# Information shown start
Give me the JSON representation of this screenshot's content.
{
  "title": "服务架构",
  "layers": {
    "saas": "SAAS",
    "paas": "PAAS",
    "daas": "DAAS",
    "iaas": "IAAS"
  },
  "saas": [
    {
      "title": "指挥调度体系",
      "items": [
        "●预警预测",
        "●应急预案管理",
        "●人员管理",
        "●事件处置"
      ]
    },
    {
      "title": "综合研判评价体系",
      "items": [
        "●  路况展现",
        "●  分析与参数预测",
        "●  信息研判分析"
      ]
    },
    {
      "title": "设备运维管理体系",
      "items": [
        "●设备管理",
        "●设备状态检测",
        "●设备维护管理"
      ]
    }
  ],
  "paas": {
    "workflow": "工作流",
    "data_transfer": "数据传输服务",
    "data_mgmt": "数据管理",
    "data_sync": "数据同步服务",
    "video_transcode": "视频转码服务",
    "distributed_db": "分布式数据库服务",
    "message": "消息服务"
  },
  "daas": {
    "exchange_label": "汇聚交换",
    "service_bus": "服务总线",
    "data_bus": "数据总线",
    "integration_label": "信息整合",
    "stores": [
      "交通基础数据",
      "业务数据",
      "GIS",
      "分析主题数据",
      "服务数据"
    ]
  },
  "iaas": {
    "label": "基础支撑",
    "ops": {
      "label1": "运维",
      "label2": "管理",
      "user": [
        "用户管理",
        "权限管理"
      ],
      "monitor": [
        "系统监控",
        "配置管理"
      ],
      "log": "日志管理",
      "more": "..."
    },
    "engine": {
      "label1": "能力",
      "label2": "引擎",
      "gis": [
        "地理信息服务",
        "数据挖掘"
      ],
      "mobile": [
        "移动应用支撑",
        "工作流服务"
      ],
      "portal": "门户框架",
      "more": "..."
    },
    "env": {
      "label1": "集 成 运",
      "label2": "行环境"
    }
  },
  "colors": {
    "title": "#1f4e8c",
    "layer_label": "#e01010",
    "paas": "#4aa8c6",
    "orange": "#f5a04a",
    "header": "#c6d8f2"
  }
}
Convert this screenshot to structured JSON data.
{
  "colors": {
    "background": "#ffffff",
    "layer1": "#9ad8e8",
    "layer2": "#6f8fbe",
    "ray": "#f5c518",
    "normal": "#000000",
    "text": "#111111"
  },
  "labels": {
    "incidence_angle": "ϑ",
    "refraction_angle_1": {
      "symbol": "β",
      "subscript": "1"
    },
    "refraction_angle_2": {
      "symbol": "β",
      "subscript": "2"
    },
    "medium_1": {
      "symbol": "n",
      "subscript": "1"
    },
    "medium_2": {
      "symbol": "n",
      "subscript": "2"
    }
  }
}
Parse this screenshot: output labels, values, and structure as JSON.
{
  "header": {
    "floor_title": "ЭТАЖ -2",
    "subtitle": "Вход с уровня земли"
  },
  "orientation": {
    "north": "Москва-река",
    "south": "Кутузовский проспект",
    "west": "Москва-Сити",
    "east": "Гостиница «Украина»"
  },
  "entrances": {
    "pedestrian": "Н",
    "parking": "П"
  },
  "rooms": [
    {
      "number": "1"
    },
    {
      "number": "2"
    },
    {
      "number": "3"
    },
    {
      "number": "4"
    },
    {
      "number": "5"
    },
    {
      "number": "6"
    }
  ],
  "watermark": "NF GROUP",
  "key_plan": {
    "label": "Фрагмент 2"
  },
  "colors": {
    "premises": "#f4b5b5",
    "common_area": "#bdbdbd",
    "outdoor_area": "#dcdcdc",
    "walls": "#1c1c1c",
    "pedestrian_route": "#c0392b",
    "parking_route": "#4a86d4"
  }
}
# Information shown end
▸ **The problem**: Everything in the listing above should be restated exactly.

▸ **Task result**:
Give me the JSON representation of this screenshot's content.
{
  "title": "服务架构",
  "layers": {
    "saas": "SAAS",
    "paas": "PAAS",
    "daas": "DAAS",
    "iaas": "IAAS"
  },
  "saas": [
    {
      "title": "指挥调度体系",
      "items": [
        "●预警预测",
        "●应急预案管理",
        "●人员管理",
        "●事件处置"
      ]
    },
    {
      "title": "综合研判评价体系",
      "items": [
        "●  路况展现",
        "●  分析与参数预测",
        "●  信息研判分析"
      ]
    },
    {
      "title": "设备运维管理体系",
      "items": [
        "●设备管理",
        "●设备状态检测",
        "●设备维护管理"
      ]
    }
  ],
  "paas": {
    "workflow": "工作流",
    "data_transfer": "数据传输服务",
    "data_mgmt": "数据管理",
    "data_sync": "数据同步服务",
    "video_transcode": "视频转码服务",
    "distributed_db": "分布式数据库服务",
    "message": "消息服务"
  },
  "daas": {
    "exchange_label": "汇聚交换",
    "service_bus": "服务总线",
    "data_bus": "数据总线",
    "integration_label": "信息整合",
    "stores": [
      "交通基础数据",
      "业务数据",
      "GIS",
      "分析主题数据",
      "服务数据"
    ]
  },
  "iaas": {
    "label": "基础支撑",
    "ops": {
      "label1": "运维",
      "label2": "管理",
      "user": [
        "用户管理",
        "权限管理"
      ],
      "monitor": [
        "系统监控",
        "配置管理"
      ],
      "log": "日志管理",
      "more": "..."
    },
    "engine": {
      "label1": "能力",
      "label2": "引擎",
      "gis": [
        "地理信息服务",
        "数据挖掘"
      ],
      "mobile": [
        "移动应用支撑",
        "工作流服务"
      ],
      "portal": "门户框架",
      "more": "..."
    },
    "env": {
      "label1": "集 成 运",
      "label2": "行环境"
    }
  },
  "colors": {
    "title": "#1f4e8c",
    "layer_label": "#e01010",
    "paas": "#4aa8c6",
    "orange": "#f5a04a",
    "header": "#c6d8f2"
  }
}
Convert this screenshot to structured JSON data.
{
  "colors": {
    "background": "#ffffff",
    "layer1": "#9ad8e8",
    "layer2": "#6f8fbe",
    "ray": "#f5c518",
    "normal": "#000000",
    "text": "#111111"
  },
  "labels": {
    "incidence_angle": "ϑ",
    "refraction_angle_1": {
      "symbol": "β",
      "subscript": "1"
    },
    "refraction_angle_2": {
      "symbol": "β",
      "subscript": "2"
    },
    "medium_1": {
      "symbol": "n",
      "subscript": "1"
    },
    "medium_2": {
      "symbol": "n",
      "subscript": "2"
    }
  }
}
Parse this screenshot: output labels, values, and structure as JSON.
{
  "header": {
    "floor_title": "ЭТАЖ -2",
    "subtitle": "Вход с уровня земли"
  },
  "orientation": {
    "north": "Москва-река",
    "south": "Кутузовский проспект",
    "west": "Москва-Сити",
    "east": "Гостиница «Украина»"
  },
  "entrances": {
    "pedestrian": "Н",
    "parking": "П"
  },
  "rooms": [
    {
      "number": "1"
    },
    {
      "number": "2"
    },
    {
      "number": "3"
    },
    {
      "number": "4"
    },
    {
      "number": "5"
    },
    {
      "number": "6"
    }
  ],
  "watermark": "NF GROUP",
  "key_plan": {
    "label": "Фрагмент 2"
  },
  "colors": {
    "premises": "#f4b5b5",
    "common_area": "#bdbdbd",
    "outdoor_area": "#dcdcdc",
    "walls": "#1c1c1c",
    "pedestrian_route": "#c0392b",
    "parking_route": "#4a86d4"
  }
}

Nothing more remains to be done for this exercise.